Given exercise => Restate, word for word, all of the material shown below.

[A run of records]
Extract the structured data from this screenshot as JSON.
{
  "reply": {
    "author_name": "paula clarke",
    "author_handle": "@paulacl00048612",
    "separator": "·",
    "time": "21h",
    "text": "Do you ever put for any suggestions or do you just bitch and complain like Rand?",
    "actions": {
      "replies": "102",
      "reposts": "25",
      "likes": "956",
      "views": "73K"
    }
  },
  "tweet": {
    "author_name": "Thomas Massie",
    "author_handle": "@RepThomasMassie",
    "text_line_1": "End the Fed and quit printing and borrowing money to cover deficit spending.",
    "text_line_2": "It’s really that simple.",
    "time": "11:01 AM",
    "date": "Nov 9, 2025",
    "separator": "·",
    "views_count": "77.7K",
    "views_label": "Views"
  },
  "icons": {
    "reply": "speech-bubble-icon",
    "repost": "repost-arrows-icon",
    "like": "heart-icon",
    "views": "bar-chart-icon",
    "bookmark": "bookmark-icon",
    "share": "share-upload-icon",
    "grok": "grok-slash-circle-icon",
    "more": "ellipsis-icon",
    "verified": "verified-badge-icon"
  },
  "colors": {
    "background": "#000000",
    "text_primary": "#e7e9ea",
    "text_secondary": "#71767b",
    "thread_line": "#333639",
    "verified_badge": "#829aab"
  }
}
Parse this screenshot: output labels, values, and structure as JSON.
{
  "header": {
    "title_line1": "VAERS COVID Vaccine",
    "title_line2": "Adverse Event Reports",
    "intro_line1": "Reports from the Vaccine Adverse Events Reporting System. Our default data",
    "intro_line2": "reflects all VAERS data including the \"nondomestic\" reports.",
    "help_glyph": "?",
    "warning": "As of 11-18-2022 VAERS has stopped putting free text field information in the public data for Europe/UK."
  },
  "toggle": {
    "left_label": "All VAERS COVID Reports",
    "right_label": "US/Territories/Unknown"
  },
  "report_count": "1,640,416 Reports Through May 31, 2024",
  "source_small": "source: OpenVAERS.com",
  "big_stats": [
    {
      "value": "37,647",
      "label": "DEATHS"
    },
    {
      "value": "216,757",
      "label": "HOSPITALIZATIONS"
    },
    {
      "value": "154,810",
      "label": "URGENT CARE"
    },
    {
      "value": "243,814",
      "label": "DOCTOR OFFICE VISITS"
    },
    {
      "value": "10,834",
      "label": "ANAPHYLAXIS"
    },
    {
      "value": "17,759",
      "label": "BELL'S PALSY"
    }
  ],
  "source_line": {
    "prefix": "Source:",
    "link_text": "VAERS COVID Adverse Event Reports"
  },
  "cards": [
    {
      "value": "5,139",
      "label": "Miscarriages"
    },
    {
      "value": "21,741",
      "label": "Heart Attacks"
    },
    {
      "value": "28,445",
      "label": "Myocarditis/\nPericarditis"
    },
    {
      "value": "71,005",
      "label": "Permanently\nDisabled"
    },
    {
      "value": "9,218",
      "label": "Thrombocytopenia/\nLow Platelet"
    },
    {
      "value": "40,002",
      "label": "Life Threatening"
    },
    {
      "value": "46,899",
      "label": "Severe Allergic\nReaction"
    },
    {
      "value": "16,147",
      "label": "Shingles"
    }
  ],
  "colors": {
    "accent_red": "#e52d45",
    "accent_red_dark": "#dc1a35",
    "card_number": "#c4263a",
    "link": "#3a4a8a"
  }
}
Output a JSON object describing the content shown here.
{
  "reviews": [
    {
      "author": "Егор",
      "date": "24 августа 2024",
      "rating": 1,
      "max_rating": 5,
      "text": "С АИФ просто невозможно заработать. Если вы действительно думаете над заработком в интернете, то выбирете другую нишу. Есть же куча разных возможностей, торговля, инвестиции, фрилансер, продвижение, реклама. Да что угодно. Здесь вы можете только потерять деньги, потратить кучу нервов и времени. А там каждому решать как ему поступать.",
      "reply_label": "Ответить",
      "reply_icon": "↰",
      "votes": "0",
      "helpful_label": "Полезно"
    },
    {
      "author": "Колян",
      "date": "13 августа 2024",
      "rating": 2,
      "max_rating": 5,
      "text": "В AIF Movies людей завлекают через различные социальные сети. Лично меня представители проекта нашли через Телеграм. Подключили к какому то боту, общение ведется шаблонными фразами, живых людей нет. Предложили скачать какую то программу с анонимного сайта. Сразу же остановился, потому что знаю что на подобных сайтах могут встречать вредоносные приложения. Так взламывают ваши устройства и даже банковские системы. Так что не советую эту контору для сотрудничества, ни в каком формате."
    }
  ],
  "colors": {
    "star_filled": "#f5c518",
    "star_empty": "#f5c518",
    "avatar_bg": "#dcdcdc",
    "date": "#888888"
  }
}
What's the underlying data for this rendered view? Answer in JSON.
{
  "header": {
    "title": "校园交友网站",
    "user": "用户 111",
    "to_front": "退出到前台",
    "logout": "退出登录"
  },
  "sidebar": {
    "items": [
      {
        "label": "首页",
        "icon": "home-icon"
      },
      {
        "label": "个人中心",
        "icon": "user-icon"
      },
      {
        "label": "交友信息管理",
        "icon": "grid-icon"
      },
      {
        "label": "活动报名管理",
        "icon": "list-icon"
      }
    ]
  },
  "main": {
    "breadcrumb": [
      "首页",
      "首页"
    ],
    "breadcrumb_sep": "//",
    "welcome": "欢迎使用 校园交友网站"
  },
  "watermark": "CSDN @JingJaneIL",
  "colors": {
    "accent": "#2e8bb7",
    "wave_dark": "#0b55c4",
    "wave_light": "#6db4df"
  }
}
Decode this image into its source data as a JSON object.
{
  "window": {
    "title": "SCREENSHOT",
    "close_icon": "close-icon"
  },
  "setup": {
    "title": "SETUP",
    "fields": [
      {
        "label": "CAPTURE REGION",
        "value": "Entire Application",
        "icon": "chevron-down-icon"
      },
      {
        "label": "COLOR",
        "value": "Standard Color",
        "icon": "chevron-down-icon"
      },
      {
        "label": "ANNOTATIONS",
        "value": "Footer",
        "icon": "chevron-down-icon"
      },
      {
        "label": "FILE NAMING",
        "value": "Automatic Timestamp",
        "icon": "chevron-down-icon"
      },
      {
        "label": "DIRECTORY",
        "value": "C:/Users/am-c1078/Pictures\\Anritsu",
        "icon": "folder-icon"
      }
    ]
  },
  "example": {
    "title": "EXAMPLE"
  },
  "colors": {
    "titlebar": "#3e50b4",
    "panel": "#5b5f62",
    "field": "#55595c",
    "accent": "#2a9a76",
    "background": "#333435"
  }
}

Exercise answer =>
Extract the structured data from this screenshot as JSON.
{
  "reply": {
    "author_name": "paula clarke",
    "author_handle": "@paulacl00048612",
    "separator": "·",
    "time": "21h",
    "text": "Do you ever put for any suggestions or do you just bitch and complain like Rand?",
    "actions": {
      "replies": "102",
      "reposts": "25",
      "likes": "956",
      "views": "73K"
    }
  },
  "tweet": {
    "author_name": "Thomas Massie",
    "author_handle": "@RepThomasMassie",
    "text_line_1": "End the Fed and quit printing and borrowing money to cover deficit spending.",
    "text_line_2": "It’s really that simple.",
    "time": "11:01 AM",
    "date": "Nov 9, 2025",
    "separator": "·",
    "views_count": "77.7K",
    "views_label": "Views"
  },
  "icons": {
    "reply": "speech-bubble-icon",
    "repost": "repost-arrows-icon",
    "like": "heart-icon",
    "views": "bar-chart-icon",
    "bookmark": "bookmark-icon",
    "share": "share-upload-icon",
    "grok": "grok-slash-circle-icon",
    "more": "ellipsis-icon",
    "verified": "verified-badge-icon"
  },
  "colors": {
    "background": "#000000",
    "text_primary": "#e7e9ea",
    "text_secondary": "#71767b",
    "thread_line": "#333639",
    "verified_badge": "#829aab"
  }
}
Parse this screenshot: output labels, values, and structure as JSON.
{
  "header": {
    "title_line1": "VAERS COVID Vaccine",
    "title_line2": "Adverse Event Reports",
    "intro_line1": "Reports from the Vaccine Adverse Events Reporting System. Our default data",
    "intro_line2": "reflects all VAERS data including the \"nondomestic\" reports.",
    "help_glyph": "?",
    "warning": "As of 11-18-2022 VAERS has stopped putting free text field information in the public data for Europe/UK."
  },
  "toggle": {
    "left_label": "All VAERS COVID Reports",
    "right_label": "US/Territories/Unknown"
  },
  "report_count": "1,640,416 Reports Through May 31, 2024",
  "source_small": "source: OpenVAERS.com",
  "big_stats": [
    {
      "value": "37,647",
      "label": "DEATHS"
    },
    {
      "value": "216,757",
      "label": "HOSPITALIZATIONS"
    },
    {
      "value": "154,810",
      "label": "URGENT CARE"
    },
    {
      "value": "243,814",
      "label": "DOCTOR OFFICE VISITS"
    },
    {
      "value": "10,834",
      "label": "ANAPHYLAXIS"
    },
    {
      "value": "17,759",
      "label": "BELL'S PALSY"
    }
  ],
  "source_line": {
    "prefix": "Source:",
    "link_text": "VAERS COVID Adverse Event Reports"
  },
  "cards": [
    {
      "value": "5,139",
      "label": "Miscarriages"
    },
    {
      "value": "21,741",
      "label": "Heart Attacks"
    },
    {
      "value": "28,445",
      "label": "Myocarditis/\nPericarditis"
    },
    {
      "value": "71,005",
      "label": "Permanently\nDisabled"
    },
    {
      "value": "9,218",
      "label": "Thrombocytopenia/\nLow Platelet"
    },
    {
      "value": "40,002",
      "label": "Life Threatening"
    },
    {
      "value": "46,899",
      "label": "Severe Allergic\nReaction"
    },
    {
      "value": "16,147",
      "label": "Shingles"
    }
  ],
  "colors": {
    "accent_red": "#e52d45",
    "accent_red_dark": "#dc1a35",
    "card_number": "#c4263a",
    "link": "#3a4a8a"
  }
}
Output a JSON object describing the content shown here.
{
  "reviews": [
    {
      "author": "Егор",
      "date": "24 августа 2024",
      "rating": 1,
      "max_rating": 5,
      "text": "С АИФ просто невозможно заработать. Если вы действительно думаете над заработком в интернете, то выбирете другую нишу. Есть же куча разных возможностей, торговля, инвестиции, фрилансер, продвижение, реклама. Да что угодно. Здесь вы можете только потерять деньги, потратить кучу нервов и времени. А там каждому решать как ему поступать.",
      "reply_label": "Ответить",
      "reply_icon": "↰",
      "votes": "0",
      "helpful_label": "Полезно"
    },
    {
      "author": "Колян",
      "date": "13 августа 2024",
      "rating": 2,
      "max_rating": 5,
      "text": "В AIF Movies людей завлекают через различные социальные сети. Лично меня представители проекта нашли через Телеграм. Подключили к какому то боту, общение ведется шаблонными фразами, живых людей нет. Предложили скачать какую то программу с анонимного сайта. Сразу же остановился, потому что знаю что на подобных сайтах могут встречать вредоносные приложения. Так взламывают ваши устройства и даже банковские системы. Так что не советую эту контору для сотрудничества, ни в каком формате."
    }
  ],
  "colors": {
    "star_filled": "#f5c518",
    "star_empty": "#f5c518",
    "avatar_bg": "#dcdcdc",
    "date": "#888888"
  }
}
What's the underlying data for this rendered view? Answer in JSON.
{
  "header": {
    "title": "校园交友网站",
    "user": "用户 111",
    "to_front": "退出到前台",
    "logout": "退出登录"
  },
  "sidebar": {
    "items": [
      {
        "label": "首页",
        "icon": "home-icon"
      },
      {
        "label": "个人中心",
        "icon": "user-icon"
      },
      {
        "label": "交友信息管理",
        "icon": "grid-icon"
      },
      {
        "label": "活动报名管理",
        "icon": "list-icon"
      }
    ]
  },
  "main": {
    "breadcrumb": [
      "首页",
      "首页"
    ],
    "breadcrumb_sep": "//",
    "welcome": "欢迎使用 校园交友网站"
  },
  "watermark": "CSDN @JingJaneIL",
  "colors": {
    "accent": "#2e8bb7",
    "wave_dark": "#0b55c4",
    "wave_light": "#6db4df"
  }
}
Decode this image into its source data as a JSON object.
{
  "window": {
    "title": "SCREENSHOT",
    "close_icon": "close-icon"
  },
  "setup": {
    "title": "SETUP",
    "fields": [
      {
        "label": "CAPTURE REGION",
        "value": "Entire Application",
        "icon": "chevron-down-icon"
      },
      {
        "label": "COLOR",
        "value": "Standard Color",
        "icon": "chevron-down-icon"
      },
      {
        "label": "ANNOTATIONS",
        "value": "Footer",
        "icon": "chevron-down-icon"
      },
      {
        "label": "FILE NAMING",
        "value": "Automatic Timestamp",
        "icon": "chevron-down-icon"
      },
      {
        "label": "DIRECTORY",
        "value": "C:/Users/am-c1078/Pictures\\Anritsu",
        "icon": "folder-icon"
      }
    ]
  },
  "example": {
    "title": "EXAMPLE"
  },
  "colors": {
    "titlebar": "#3e50b4",
    "panel": "#5b5f62",
    "field": "#55595c",
    "accent": "#2a9a76",
    "background": "#333435"
  }
}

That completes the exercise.